> Task description:
Please list the body measurements that the researchers analyzed, as named in the article on children's sleep and type 2 diabetes.

> Document segment:
##########

January 18, 2018 By Elizabeth McCammon
Image of little girl sleeping with her teddy bear

Parents now have even more reason than before to ensure strict bedtimes for their children. A study by the University of London suggests there is a connection between fewer hours of sleep in children and the development of type 2 diabetes later in life.


Researchers looked at data for 4,525 children aged nine to 10 years and analyzed their hours of sleep (which averaged 10.5 hours a night), body measurements (height, weight, and blood pressure), and blood tests (including blood sugar and cholesterol levels).


The study’s results, published in the September 2017 issue of the journal Pediatrics, showed that the less sleep children had, the higher their risk factors for type 2 diabetes, including higher levels of blood sugar and insulin resistance (when the body is unable to use insulin effectively). On the other hand, children who slept longer had lower body weights and lower levels of fat. (The Canadian Paediatric Society recommends that children aged five to 10 years should get 10 to 12 hours sleep per night.)

##########

> Material supplied:
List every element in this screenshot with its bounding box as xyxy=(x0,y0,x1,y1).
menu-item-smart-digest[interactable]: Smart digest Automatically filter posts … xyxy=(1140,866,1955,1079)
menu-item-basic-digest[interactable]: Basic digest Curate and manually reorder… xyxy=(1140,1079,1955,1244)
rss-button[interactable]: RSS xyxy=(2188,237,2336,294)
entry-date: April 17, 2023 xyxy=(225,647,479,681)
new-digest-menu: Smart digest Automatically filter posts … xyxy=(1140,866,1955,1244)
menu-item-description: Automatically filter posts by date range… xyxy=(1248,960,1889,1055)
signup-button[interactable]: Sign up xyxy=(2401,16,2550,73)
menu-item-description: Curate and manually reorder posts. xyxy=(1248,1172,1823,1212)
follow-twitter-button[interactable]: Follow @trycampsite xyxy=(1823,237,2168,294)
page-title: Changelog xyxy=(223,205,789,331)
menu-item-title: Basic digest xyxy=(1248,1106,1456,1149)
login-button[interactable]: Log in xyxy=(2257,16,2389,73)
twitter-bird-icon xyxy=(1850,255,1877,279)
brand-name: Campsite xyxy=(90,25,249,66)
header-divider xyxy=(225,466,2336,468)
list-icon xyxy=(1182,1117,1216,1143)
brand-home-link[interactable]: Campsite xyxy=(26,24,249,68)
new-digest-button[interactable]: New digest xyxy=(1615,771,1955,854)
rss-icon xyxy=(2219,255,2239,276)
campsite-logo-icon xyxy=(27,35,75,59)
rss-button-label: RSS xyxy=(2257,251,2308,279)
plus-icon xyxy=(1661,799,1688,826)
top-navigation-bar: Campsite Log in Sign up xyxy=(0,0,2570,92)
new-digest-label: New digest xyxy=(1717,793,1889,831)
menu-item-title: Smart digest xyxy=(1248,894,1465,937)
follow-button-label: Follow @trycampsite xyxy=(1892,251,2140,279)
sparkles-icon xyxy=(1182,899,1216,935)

##########

> Output of the task:
Height, weight, and blood pressure.